AIM OF THE TASK: Search the records for "期货从业资格". Copy every line where it appears.

Stored items from a collection:

+ + + + + + +

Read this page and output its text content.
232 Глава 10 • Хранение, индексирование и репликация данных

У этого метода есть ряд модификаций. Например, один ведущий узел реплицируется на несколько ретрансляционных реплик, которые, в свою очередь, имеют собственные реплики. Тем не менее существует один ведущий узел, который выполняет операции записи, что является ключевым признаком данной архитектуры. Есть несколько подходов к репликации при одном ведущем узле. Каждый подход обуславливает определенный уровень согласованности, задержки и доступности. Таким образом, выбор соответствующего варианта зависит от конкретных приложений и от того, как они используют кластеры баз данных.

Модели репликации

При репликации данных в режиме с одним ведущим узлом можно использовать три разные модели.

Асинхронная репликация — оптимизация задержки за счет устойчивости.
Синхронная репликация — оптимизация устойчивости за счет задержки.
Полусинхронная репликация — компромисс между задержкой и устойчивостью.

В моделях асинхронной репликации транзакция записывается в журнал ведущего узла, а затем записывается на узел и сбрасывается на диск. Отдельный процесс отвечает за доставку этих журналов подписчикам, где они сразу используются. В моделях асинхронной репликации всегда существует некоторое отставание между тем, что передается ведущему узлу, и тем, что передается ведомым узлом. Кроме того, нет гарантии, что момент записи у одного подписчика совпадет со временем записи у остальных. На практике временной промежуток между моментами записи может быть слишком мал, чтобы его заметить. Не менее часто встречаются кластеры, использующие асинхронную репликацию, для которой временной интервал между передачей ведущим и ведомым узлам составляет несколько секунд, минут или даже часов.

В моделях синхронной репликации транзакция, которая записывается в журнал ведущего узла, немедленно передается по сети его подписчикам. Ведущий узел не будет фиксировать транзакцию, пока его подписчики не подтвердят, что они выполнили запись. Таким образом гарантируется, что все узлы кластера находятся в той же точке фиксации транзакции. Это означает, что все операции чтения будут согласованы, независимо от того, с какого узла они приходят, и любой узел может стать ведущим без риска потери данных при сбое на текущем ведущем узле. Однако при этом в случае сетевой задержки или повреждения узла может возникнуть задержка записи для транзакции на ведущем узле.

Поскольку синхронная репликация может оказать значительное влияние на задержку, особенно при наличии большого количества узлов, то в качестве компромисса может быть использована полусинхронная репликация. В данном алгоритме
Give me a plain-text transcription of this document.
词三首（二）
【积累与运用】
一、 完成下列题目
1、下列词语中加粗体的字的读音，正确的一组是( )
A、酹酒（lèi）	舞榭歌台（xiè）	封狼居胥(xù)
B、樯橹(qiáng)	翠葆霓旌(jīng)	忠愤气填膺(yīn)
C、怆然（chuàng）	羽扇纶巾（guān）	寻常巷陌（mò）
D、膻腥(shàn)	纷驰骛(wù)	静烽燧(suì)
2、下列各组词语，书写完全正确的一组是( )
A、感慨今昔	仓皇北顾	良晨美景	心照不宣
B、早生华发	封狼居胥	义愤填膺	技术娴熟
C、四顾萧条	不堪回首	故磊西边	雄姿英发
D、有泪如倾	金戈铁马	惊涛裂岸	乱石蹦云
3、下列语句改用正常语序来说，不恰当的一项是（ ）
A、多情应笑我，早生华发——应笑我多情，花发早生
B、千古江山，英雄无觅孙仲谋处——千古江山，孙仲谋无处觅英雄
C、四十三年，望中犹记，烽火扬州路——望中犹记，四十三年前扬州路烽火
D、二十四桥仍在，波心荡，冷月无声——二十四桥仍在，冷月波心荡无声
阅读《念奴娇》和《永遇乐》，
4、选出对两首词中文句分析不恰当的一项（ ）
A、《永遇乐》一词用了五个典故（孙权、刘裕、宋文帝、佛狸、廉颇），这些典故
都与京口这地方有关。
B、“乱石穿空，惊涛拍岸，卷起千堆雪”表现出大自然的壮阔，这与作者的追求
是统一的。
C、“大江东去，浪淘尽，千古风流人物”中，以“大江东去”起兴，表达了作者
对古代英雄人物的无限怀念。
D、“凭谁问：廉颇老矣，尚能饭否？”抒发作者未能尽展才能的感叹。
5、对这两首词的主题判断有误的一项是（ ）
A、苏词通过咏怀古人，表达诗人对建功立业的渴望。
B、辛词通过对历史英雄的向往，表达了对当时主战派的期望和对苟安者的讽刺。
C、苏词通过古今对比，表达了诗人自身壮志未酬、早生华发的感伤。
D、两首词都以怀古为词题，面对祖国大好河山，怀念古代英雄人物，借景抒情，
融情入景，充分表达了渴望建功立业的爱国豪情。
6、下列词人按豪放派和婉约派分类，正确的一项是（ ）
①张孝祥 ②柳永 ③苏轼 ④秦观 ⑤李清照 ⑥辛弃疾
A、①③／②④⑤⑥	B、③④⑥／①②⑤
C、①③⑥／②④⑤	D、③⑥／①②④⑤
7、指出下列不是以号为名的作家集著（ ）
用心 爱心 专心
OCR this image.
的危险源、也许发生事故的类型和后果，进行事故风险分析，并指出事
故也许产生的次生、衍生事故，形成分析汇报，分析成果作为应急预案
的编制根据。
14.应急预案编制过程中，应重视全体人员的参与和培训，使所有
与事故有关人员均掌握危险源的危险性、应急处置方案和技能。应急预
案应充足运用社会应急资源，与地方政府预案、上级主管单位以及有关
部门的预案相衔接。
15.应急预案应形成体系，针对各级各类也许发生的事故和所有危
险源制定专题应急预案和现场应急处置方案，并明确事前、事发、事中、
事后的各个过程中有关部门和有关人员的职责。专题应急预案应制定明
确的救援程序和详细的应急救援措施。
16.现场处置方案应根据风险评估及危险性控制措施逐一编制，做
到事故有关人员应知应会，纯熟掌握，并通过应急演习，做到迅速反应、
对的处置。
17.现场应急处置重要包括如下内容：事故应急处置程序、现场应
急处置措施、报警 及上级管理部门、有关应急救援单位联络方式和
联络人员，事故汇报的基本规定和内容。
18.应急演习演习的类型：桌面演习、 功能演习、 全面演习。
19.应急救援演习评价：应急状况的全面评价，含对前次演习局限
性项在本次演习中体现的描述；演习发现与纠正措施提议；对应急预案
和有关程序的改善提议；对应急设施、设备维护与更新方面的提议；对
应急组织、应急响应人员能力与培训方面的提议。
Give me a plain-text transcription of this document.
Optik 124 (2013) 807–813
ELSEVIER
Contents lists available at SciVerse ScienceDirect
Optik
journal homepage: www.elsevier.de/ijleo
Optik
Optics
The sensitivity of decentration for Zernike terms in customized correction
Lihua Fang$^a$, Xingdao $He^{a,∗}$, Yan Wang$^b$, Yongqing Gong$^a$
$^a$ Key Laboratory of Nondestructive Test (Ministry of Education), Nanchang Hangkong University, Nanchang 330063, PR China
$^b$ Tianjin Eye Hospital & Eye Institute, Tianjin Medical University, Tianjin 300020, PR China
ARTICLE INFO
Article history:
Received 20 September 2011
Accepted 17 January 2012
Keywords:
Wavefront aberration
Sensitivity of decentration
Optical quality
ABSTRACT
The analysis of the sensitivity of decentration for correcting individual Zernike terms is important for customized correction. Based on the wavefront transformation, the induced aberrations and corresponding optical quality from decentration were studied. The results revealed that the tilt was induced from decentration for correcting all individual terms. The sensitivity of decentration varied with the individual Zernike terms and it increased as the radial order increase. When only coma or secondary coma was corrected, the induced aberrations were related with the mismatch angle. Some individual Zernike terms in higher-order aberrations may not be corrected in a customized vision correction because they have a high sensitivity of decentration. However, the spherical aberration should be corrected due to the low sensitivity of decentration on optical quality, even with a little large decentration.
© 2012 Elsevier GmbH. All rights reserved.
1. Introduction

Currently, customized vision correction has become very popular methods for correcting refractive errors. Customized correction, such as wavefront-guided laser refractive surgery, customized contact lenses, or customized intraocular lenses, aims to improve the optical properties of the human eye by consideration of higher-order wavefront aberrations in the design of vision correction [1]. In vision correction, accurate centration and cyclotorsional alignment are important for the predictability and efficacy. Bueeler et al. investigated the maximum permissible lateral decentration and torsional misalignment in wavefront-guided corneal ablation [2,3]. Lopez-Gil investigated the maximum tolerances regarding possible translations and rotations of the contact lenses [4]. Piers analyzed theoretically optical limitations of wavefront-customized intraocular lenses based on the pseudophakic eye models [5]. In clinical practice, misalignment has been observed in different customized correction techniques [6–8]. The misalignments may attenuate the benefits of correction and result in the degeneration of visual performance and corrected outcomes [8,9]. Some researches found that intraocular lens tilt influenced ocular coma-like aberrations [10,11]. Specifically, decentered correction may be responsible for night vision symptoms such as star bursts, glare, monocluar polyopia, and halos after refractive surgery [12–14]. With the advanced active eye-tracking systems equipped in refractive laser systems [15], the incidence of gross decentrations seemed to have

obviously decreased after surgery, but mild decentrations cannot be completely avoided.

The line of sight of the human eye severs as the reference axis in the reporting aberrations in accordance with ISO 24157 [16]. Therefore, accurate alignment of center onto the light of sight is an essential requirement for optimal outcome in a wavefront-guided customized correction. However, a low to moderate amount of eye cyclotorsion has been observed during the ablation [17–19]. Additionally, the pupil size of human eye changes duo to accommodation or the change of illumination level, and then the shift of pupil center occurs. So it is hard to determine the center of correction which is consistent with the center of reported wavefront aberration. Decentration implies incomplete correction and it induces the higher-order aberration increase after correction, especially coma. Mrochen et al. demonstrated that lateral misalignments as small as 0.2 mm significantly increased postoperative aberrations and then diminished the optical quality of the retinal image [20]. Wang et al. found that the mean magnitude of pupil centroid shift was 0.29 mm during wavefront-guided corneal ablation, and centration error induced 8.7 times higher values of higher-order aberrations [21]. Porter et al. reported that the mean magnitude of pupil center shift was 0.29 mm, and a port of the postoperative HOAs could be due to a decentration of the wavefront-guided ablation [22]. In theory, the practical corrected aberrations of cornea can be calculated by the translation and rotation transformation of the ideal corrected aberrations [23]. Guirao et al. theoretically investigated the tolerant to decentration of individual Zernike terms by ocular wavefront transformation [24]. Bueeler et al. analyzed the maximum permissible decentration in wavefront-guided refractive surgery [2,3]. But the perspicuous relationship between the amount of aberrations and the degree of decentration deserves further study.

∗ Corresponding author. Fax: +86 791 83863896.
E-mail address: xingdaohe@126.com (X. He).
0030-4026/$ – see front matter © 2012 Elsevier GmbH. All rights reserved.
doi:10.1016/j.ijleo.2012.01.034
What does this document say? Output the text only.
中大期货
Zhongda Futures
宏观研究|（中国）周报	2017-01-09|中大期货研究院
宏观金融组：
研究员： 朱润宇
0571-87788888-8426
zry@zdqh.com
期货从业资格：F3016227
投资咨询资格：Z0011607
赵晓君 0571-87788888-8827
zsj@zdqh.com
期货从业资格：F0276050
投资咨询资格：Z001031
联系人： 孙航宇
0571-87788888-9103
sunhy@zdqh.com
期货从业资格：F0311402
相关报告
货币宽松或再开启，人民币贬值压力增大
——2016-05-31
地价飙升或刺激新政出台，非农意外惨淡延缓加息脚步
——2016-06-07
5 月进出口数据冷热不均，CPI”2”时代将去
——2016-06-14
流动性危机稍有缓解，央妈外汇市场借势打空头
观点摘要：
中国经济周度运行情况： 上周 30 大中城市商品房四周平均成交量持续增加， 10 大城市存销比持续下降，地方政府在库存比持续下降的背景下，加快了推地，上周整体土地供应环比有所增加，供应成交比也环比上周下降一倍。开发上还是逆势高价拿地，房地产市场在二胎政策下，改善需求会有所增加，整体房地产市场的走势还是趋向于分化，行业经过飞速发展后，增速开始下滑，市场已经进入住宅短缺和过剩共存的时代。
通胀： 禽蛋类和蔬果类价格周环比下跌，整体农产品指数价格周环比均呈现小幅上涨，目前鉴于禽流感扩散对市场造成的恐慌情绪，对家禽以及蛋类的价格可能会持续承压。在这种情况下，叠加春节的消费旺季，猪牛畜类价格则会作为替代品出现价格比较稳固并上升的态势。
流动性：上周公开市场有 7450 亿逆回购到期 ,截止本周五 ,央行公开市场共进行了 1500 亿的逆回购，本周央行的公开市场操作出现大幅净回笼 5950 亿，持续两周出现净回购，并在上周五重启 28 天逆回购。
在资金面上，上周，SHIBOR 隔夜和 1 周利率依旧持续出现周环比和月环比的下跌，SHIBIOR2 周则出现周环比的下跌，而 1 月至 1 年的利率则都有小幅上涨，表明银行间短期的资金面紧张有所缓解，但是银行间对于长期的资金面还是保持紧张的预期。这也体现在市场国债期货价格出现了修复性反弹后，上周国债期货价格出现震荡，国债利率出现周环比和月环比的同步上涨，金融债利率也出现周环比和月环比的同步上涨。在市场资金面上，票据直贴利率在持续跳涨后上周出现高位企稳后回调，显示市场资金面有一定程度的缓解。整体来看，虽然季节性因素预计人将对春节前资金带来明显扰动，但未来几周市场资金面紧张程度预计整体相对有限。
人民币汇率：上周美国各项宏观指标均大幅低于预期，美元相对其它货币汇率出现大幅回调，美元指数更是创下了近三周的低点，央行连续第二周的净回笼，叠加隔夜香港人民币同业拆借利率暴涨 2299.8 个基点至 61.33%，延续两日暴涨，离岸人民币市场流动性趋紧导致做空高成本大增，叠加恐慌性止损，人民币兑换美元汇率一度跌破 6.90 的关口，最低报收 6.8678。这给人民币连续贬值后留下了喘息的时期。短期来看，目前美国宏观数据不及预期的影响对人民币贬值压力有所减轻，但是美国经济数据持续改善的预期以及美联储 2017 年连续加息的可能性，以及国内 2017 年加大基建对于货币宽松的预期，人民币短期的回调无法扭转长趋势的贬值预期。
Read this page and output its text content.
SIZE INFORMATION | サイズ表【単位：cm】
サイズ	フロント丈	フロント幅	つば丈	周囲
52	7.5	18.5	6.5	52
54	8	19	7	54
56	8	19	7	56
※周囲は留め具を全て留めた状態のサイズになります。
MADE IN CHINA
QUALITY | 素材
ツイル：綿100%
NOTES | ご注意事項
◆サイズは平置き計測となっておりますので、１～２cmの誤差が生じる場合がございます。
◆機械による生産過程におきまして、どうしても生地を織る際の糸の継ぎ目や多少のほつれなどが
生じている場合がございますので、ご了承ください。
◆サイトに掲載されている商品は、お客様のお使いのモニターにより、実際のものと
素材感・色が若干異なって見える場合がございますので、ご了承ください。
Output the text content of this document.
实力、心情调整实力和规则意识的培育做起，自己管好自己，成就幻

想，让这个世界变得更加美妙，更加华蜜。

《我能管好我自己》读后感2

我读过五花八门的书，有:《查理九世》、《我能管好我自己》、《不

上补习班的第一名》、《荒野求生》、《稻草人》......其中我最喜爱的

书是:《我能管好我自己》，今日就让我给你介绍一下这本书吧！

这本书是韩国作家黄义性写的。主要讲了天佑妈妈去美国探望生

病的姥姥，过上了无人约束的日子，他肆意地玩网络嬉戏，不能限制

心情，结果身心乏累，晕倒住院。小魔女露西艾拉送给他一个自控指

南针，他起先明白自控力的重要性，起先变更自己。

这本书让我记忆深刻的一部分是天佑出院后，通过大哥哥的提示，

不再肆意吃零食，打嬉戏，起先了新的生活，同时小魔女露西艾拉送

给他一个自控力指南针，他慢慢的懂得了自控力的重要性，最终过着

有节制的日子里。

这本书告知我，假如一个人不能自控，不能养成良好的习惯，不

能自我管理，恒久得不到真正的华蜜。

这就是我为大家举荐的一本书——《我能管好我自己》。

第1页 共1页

+ + + + + + +

RESULT OF THIS TASK:
期货从业资格：F3016227
期货从业资格：F0276050
期货从业资格：F0311402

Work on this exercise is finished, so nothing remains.